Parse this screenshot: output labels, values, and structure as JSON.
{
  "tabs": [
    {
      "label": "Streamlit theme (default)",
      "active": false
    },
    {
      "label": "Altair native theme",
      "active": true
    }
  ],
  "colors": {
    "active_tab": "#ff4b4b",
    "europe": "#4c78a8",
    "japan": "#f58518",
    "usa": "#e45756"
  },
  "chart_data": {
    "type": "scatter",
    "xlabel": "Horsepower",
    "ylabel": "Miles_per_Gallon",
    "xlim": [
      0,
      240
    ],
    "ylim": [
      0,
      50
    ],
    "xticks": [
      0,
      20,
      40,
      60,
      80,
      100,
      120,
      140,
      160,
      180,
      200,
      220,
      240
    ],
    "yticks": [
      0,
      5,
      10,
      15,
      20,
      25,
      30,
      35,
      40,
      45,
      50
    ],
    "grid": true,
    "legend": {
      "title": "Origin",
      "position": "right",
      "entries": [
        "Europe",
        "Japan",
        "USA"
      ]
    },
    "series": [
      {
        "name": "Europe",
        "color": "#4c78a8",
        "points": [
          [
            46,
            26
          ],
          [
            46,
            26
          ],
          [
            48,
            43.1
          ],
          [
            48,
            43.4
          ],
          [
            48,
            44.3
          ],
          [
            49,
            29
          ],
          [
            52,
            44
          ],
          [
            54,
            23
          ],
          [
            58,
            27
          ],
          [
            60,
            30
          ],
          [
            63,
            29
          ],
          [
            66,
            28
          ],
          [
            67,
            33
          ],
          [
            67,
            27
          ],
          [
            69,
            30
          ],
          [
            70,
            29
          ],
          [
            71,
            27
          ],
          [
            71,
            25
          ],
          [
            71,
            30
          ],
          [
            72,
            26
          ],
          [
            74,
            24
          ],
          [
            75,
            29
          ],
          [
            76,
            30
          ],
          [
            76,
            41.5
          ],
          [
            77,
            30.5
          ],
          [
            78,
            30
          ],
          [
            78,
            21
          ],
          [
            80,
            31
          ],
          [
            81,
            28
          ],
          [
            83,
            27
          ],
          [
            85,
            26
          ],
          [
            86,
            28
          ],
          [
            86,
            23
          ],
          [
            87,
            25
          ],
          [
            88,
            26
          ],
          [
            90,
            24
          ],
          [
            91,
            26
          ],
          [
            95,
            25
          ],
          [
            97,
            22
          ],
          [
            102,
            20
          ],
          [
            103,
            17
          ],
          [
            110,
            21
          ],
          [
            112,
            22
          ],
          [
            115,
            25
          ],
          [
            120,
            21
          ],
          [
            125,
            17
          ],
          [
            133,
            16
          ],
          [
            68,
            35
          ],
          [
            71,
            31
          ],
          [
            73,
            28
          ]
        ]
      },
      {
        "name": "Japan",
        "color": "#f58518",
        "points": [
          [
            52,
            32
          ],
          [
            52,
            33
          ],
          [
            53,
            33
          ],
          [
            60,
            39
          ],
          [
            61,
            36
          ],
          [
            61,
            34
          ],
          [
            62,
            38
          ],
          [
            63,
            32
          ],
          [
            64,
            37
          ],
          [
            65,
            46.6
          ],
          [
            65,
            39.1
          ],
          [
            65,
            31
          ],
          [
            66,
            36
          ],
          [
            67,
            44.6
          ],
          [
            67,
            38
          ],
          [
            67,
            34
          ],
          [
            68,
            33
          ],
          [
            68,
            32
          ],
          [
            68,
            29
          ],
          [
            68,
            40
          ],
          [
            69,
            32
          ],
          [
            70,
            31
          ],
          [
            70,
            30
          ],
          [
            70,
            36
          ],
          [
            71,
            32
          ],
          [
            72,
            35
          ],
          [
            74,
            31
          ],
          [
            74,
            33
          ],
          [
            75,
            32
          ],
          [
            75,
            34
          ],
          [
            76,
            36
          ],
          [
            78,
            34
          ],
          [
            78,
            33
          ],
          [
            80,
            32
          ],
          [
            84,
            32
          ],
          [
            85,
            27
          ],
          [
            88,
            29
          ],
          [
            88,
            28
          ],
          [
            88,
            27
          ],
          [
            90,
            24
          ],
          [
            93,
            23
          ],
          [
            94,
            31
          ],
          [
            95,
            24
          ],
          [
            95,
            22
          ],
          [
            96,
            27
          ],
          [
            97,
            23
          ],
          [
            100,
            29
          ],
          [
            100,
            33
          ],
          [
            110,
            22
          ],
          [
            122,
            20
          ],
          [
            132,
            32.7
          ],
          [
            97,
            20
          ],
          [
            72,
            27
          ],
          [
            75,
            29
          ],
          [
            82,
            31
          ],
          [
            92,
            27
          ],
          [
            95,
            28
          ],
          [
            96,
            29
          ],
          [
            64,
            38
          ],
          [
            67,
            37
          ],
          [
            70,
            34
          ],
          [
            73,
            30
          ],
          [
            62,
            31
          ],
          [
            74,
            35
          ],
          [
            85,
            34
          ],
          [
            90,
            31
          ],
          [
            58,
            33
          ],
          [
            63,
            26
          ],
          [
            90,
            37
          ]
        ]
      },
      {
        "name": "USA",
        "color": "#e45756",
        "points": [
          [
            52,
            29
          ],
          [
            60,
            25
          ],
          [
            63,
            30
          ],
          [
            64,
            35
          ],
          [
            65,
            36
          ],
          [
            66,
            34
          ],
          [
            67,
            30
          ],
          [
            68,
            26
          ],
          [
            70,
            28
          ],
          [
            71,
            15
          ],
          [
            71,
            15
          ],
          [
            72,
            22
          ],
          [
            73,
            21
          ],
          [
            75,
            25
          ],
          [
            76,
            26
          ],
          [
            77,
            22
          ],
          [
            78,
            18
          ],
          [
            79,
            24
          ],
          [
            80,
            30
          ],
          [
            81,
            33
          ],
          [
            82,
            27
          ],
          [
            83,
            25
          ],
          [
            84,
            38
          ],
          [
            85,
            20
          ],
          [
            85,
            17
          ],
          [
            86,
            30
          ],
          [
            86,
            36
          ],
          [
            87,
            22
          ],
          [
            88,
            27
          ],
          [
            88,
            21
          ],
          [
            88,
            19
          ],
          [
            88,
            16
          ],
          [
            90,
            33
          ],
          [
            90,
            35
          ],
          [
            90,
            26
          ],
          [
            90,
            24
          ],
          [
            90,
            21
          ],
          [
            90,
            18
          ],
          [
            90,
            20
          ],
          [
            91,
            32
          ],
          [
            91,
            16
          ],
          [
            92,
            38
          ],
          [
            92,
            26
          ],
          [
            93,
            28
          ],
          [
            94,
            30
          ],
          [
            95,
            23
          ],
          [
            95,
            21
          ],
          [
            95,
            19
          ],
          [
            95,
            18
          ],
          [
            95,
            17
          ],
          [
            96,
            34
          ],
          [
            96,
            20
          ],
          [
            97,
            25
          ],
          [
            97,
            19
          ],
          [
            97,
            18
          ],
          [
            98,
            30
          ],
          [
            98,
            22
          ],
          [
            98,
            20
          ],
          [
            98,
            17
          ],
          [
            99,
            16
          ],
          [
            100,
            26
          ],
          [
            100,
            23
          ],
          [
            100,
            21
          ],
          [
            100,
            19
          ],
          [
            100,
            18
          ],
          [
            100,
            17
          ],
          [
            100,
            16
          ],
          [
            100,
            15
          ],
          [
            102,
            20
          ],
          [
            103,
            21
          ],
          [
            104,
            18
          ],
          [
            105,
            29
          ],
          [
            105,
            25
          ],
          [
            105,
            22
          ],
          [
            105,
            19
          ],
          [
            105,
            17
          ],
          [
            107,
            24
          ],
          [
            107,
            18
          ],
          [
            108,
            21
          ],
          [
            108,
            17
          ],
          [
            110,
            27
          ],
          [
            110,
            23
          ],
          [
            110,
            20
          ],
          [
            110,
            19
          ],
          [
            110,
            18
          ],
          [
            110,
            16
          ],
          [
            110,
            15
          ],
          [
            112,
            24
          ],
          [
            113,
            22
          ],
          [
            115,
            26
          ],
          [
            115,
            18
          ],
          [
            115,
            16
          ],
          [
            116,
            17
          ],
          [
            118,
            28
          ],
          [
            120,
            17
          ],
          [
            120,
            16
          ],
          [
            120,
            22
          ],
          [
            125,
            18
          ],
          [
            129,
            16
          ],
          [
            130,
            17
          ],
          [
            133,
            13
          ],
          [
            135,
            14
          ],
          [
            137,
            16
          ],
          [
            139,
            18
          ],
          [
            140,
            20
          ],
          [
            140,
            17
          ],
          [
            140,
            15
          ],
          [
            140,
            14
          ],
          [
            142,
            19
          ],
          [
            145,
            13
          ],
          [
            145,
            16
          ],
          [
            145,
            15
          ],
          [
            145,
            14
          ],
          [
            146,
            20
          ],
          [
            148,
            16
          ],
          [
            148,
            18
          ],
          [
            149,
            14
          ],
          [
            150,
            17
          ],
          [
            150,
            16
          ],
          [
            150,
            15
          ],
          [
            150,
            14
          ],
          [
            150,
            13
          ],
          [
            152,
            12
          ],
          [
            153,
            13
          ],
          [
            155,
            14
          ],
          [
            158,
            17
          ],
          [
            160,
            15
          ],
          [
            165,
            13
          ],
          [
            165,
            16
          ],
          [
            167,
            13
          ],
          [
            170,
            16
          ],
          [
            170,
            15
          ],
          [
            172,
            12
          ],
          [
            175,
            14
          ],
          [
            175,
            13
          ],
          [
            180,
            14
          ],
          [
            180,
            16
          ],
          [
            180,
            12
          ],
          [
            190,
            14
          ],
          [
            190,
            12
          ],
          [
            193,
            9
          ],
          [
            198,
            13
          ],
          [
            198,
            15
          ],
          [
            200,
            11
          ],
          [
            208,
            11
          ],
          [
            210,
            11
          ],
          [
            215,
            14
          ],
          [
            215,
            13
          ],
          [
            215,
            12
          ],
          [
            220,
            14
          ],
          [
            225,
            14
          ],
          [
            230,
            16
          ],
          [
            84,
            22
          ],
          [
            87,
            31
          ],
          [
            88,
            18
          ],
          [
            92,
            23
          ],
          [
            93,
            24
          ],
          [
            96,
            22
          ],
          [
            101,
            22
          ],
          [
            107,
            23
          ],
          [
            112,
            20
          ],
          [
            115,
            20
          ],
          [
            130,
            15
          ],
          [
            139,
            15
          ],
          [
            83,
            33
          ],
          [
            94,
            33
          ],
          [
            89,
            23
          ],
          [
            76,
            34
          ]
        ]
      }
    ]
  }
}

—————

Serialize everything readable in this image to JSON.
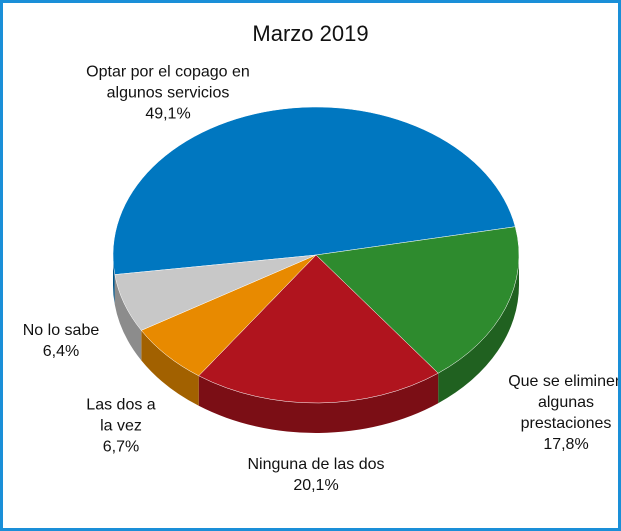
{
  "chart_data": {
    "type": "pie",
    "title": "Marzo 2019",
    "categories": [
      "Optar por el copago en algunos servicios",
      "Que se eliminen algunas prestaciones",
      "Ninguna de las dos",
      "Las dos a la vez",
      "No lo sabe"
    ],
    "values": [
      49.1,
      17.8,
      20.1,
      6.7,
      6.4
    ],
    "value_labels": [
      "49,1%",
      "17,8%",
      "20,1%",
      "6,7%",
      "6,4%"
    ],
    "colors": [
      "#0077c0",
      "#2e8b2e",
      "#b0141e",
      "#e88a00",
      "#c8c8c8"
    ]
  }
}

—————

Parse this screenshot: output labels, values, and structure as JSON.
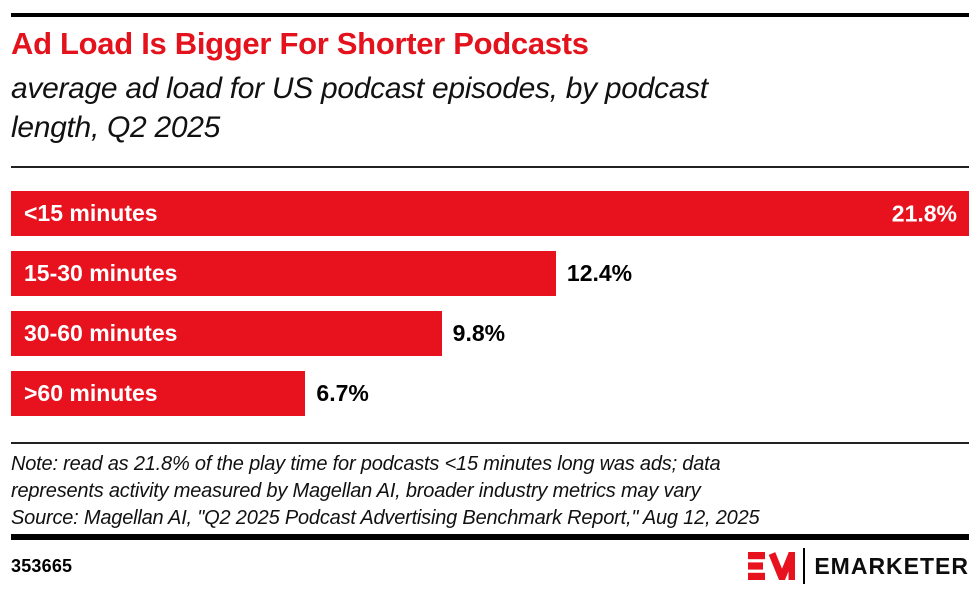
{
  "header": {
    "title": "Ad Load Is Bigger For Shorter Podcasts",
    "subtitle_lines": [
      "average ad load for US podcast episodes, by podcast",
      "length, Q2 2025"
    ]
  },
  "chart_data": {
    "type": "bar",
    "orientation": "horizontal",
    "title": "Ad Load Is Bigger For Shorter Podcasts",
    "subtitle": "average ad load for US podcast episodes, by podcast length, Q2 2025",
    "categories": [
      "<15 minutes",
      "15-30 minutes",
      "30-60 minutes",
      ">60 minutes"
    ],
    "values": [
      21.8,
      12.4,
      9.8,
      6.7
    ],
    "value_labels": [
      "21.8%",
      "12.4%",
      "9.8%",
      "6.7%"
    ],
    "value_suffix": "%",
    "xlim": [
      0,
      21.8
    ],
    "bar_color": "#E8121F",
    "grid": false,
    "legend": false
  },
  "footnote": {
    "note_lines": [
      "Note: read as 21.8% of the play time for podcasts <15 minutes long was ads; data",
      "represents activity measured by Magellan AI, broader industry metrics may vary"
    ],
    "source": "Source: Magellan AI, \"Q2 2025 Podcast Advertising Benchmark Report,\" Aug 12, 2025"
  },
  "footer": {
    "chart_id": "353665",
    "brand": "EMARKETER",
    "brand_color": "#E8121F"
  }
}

—————

### AIM:
Copy every line in the entries above that has the string "episodes" in it.

### WORKED SOLUTION:
      "average ad load for US podcast episodes, by podcast",
    "subtitle": "average ad load for US podcast episodes, by podcast length, Q2 2025",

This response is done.